PROBLEM
Below are records to be output exactly, every one of them.

======== INFORMATION SHOWN

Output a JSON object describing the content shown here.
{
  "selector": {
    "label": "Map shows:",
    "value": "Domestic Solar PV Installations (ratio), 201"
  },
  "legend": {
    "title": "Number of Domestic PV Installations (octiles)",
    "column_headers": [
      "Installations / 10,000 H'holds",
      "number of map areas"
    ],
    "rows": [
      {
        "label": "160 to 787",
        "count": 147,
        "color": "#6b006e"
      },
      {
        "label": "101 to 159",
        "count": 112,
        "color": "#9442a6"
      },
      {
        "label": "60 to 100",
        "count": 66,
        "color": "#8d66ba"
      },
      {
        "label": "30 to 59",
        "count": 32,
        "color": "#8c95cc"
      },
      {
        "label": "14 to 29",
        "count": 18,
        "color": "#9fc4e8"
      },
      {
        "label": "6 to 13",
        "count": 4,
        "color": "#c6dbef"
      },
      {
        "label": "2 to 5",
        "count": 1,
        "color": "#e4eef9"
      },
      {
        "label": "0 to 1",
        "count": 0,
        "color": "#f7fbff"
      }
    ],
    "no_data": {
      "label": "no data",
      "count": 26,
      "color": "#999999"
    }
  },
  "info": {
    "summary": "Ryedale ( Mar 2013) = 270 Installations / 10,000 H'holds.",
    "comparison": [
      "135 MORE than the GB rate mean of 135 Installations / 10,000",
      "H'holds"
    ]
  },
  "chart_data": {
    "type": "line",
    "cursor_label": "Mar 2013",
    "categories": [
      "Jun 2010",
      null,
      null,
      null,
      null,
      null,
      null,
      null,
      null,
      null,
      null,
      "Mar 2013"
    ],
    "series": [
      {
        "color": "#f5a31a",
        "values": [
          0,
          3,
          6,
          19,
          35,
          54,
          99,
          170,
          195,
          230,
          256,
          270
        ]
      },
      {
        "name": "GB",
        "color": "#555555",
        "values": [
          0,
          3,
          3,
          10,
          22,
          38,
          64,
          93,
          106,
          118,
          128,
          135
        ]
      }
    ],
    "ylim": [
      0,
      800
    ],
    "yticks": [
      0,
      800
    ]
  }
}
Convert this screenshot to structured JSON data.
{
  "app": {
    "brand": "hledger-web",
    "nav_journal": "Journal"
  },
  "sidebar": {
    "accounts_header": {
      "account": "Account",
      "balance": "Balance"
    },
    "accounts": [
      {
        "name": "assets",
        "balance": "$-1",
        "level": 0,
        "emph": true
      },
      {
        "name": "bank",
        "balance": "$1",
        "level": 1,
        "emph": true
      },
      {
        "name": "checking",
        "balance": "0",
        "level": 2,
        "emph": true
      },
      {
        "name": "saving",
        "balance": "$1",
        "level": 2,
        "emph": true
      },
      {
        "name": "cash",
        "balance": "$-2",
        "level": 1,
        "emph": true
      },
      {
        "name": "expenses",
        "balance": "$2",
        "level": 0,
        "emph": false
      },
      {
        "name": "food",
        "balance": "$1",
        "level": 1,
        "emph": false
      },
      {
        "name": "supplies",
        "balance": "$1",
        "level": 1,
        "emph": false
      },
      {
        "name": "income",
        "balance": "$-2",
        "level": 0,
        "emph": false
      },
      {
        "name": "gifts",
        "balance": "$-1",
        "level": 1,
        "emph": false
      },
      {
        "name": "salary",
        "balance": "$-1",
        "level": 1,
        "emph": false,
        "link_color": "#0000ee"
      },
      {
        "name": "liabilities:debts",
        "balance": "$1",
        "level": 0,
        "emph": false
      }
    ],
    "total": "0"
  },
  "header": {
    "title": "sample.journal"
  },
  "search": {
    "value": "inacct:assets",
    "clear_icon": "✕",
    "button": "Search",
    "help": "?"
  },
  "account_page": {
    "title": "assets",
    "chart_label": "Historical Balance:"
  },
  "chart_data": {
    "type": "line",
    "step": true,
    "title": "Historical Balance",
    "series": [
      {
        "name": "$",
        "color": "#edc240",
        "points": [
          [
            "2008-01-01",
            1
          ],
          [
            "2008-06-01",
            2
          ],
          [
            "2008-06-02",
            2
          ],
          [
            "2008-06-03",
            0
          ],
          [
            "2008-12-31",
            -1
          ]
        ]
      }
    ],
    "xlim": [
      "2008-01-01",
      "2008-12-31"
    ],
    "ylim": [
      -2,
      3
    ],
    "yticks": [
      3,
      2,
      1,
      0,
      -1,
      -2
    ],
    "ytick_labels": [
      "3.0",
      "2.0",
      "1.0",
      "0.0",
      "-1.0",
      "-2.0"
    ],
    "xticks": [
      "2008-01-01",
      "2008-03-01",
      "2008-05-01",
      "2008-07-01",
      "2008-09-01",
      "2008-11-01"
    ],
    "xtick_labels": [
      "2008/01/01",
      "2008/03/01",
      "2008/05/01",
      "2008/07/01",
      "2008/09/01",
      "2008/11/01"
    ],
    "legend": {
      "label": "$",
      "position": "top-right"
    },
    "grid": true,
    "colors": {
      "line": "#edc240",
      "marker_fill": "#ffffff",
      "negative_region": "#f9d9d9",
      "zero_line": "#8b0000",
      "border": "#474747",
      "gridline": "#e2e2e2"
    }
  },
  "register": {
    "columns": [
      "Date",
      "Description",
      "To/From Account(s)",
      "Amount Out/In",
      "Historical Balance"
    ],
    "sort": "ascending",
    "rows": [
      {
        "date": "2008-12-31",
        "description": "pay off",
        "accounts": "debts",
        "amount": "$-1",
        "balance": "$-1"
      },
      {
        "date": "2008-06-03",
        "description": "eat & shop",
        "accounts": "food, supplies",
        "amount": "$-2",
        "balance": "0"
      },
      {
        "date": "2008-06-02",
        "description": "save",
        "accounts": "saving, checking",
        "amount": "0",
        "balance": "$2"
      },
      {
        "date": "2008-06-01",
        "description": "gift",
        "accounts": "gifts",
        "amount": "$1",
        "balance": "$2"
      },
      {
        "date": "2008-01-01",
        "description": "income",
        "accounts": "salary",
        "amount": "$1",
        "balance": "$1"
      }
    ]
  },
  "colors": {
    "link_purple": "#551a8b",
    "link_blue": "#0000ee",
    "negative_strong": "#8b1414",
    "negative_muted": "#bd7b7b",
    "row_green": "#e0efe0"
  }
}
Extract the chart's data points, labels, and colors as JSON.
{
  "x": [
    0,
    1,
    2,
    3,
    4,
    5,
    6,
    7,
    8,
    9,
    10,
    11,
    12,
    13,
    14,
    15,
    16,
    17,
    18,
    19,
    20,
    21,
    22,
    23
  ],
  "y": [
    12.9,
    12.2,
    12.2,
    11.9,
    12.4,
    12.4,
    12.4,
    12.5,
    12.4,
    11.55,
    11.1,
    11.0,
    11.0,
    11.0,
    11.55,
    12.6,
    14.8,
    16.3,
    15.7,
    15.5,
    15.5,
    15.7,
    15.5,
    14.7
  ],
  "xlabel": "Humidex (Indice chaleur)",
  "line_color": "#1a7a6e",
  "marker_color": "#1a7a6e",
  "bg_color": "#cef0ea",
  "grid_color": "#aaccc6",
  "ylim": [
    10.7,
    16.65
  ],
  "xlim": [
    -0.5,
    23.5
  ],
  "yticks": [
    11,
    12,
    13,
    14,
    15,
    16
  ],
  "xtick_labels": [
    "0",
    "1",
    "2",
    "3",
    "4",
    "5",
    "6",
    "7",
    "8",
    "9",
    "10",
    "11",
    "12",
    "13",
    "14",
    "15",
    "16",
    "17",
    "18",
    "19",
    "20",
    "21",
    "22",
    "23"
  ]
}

================

EXPECTED OUTPUT
Output a JSON object describing the content shown here.
{
  "selector": {
    "label": "Map shows:",
    "value": "Domestic Solar PV Installations (ratio), 201"
  },
  "legend": {
    "title": "Number of Domestic PV Installations (octiles)",
    "column_headers": [
      "Installations / 10,000 H'holds",
      "number of map areas"
    ],
    "rows": [
      {
        "label": "160 to 787",
        "count": 147,
        "color": "#6b006e"
      },
      {
        "label": "101 to 159",
        "count": 112,
        "color": "#9442a6"
      },
      {
        "label": "60 to 100",
        "count": 66,
        "color": "#8d66ba"
      },
      {
        "label": "30 to 59",
        "count": 32,
        "color": "#8c95cc"
      },
      {
        "label": "14 to 29",
        "count": 18,
        "color": "#9fc4e8"
      },
      {
        "label": "6 to 13",
        "count": 4,
        "color": "#c6dbef"
      },
      {
        "label": "2 to 5",
        "count": 1,
        "color": "#e4eef9"
      },
      {
        "label": "0 to 1",
        "count": 0,
        "color": "#f7fbff"
      }
    ],
    "no_data": {
      "label": "no data",
      "count": 26,
      "color": "#999999"
    }
  },
  "info": {
    "summary": "Ryedale ( Mar 2013) = 270 Installations / 10,000 H'holds.",
    "comparison": [
      "135 MORE than the GB rate mean of 135 Installations / 10,000",
      "H'holds"
    ]
  },
  "chart_data": {
    "type": "line",
    "cursor_label": "Mar 2013",
    "categories": [
      "Jun 2010",
      null,
      null,
      null,
      null,
      null,
      null,
      null,
      null,
      null,
      null,
      "Mar 2013"
    ],
    "series": [
      {
        "color": "#f5a31a",
        "values": [
          0,
          3,
          6,
          19,
          35,
          54,
          99,
          170,
          195,
          230,
          256,
          270
        ]
      },
      {
        "name": "GB",
        "color": "#555555",
        "values": [
          0,
          3,
          3,
          10,
          22,
          38,
          64,
          93,
          106,
          118,
          128,
          135
        ]
      }
    ],
    "ylim": [
      0,
      800
    ],
    "yticks": [
      0,
      800
    ]
  }
}
Convert this screenshot to structured JSON data.
{
  "app": {
    "brand": "hledger-web",
    "nav_journal": "Journal"
  },
  "sidebar": {
    "accounts_header": {
      "account": "Account",
      "balance": "Balance"
    },
    "accounts": [
      {
        "name": "assets",
        "balance": "$-1",
        "level": 0,
        "emph": true
      },
      {
        "name": "bank",
        "balance": "$1",
        "level": 1,
        "emph": true
      },
      {
        "name": "checking",
        "balance": "0",
        "level": 2,
        "emph": true
      },
      {
        "name": "saving",
        "balance": "$1",
        "level": 2,
        "emph": true
      },
      {
        "name": "cash",
        "balance": "$-2",
        "level": 1,
        "emph": true
      },
      {
        "name": "expenses",
        "balance": "$2",
        "level": 0,
        "emph": false
      },
      {
        "name": "food",
        "balance": "$1",
        "level": 1,
        "emph": false
      },
      {
        "name": "supplies",
        "balance": "$1",
        "level": 1,
        "emph": false
      },
      {
        "name": "income",
        "balance": "$-2",
        "level": 0,
        "emph": false
      },
      {
        "name": "gifts",
        "balance": "$-1",
        "level": 1,
        "emph": false
      },
      {
        "name": "salary",
        "balance": "$-1",
        "level": 1,
        "emph": false,
        "link_color": "#0000ee"
      },
      {
        "name": "liabilities:debts",
        "balance": "$1",
        "level": 0,
        "emph": false
      }
    ],
    "total": "0"
  },
  "header": {
    "title": "sample.journal"
  },
  "search": {
    "value": "inacct:assets",
    "clear_icon": "✕",
    "button": "Search",
    "help": "?"
  },
  "account_page": {
    "title": "assets",
    "chart_label": "Historical Balance:"
  },
  "chart_data": {
    "type": "line",
    "step": true,
    "title": "Historical Balance",
    "series": [
      {
        "name": "$",
        "color": "#edc240",
        "points": [
          [
            "2008-01-01",
            1
          ],
          [
            "2008-06-01",
            2
          ],
          [
            "2008-06-02",
            2
          ],
          [
            "2008-06-03",
            0
          ],
          [
            "2008-12-31",
            -1
          ]
        ]
      }
    ],
    "xlim": [
      "2008-01-01",
      "2008-12-31"
    ],
    "ylim": [
      -2,
      3
    ],
    "yticks": [
      3,
      2,
      1,
      0,
      -1,
      -2
    ],
    "ytick_labels": [
      "3.0",
      "2.0",
      "1.0",
      "0.0",
      "-1.0",
      "-2.0"
    ],
    "xticks": [
      "2008-01-01",
      "2008-03-01",
      "2008-05-01",
      "2008-07-01",
      "2008-09-01",
      "2008-11-01"
    ],
    "xtick_labels": [
      "2008/01/01",
      "2008/03/01",
      "2008/05/01",
      "2008/07/01",
      "2008/09/01",
      "2008/11/01"
    ],
    "legend": {
      "label": "$",
      "position": "top-right"
    },
    "grid": true,
    "colors": {
      "line": "#edc240",
      "marker_fill": "#ffffff",
      "negative_region": "#f9d9d9",
      "zero_line": "#8b0000",
      "border": "#474747",
      "gridline": "#e2e2e2"
    }
  },
  "register": {
    "columns": [
      "Date",
      "Description",
      "To/From Account(s)",
      "Amount Out/In",
      "Historical Balance"
    ],
    "sort": "ascending",
    "rows": [
      {
        "date": "2008-12-31",
        "description": "pay off",
        "accounts": "debts",
        "amount": "$-1",
        "balance": "$-1"
      },
      {
        "date": "2008-06-03",
        "description": "eat & shop",
        "accounts": "food, supplies",
        "amount": "$-2",
        "balance": "0"
      },
      {
        "date": "2008-06-02",
        "description": "save",
        "accounts": "saving, checking",
        "amount": "0",
        "balance": "$2"
      },
      {
        "date": "2008-06-01",
        "description": "gift",
        "accounts": "gifts",
        "amount": "$1",
        "balance": "$2"
      },
      {
        "date": "2008-01-01",
        "description": "income",
        "accounts": "salary",
        "amount": "$1",
        "balance": "$1"
      }
    ]
  },
  "colors": {
    "link_purple": "#551a8b",
    "link_blue": "#0000ee",
    "negative_strong": "#8b1414",
    "negative_muted": "#bd7b7b",
    "row_green": "#e0efe0"
  }
}
Extract the chart's data points, labels, and colors as JSON.
{
  "x": [
    0,
    1,
    2,
    3,
    4,
    5,
    6,
    7,
    8,
    9,
    10,
    11,
    12,
    13,
    14,
    15,
    16,
    17,
    18,
    19,
    20,
    21,
    22,
    23
  ],
  "y": [
    12.9,
    12.2,
    12.2,
    11.9,
    12.4,
    12.4,
    12.4,
    12.5,
    12.4,
    11.55,
    11.1,
    11.0,
    11.0,
    11.0,
    11.55,
    12.6,
    14.8,
    16.3,
    15.7,
    15.5,
    15.5,
    15.7,
    15.5,
    14.7
  ],
  "xlabel": "Humidex (Indice chaleur)",
  "line_color": "#1a7a6e",
  "marker_color": "#1a7a6e",
  "bg_color": "#cef0ea",
  "grid_color": "#aaccc6",
  "ylim": [
    10.7,
    16.65
  ],
  "xlim": [
    -0.5,
    23.5
  ],
  "yticks": [
    11,
    12,
    13,
    14,
    15,
    16
  ],
  "xtick_labels": [
    "0",
    "1",
    "2",
    "3",
    "4",
    "5",
    "6",
    "7",
    "8",
    "9",
    "10",
    "11",
    "12",
    "13",
    "14",
    "15",
    "16",
    "17",
    "18",
    "19",
    "20",
    "21",
    "22",
    "23"
  ]
}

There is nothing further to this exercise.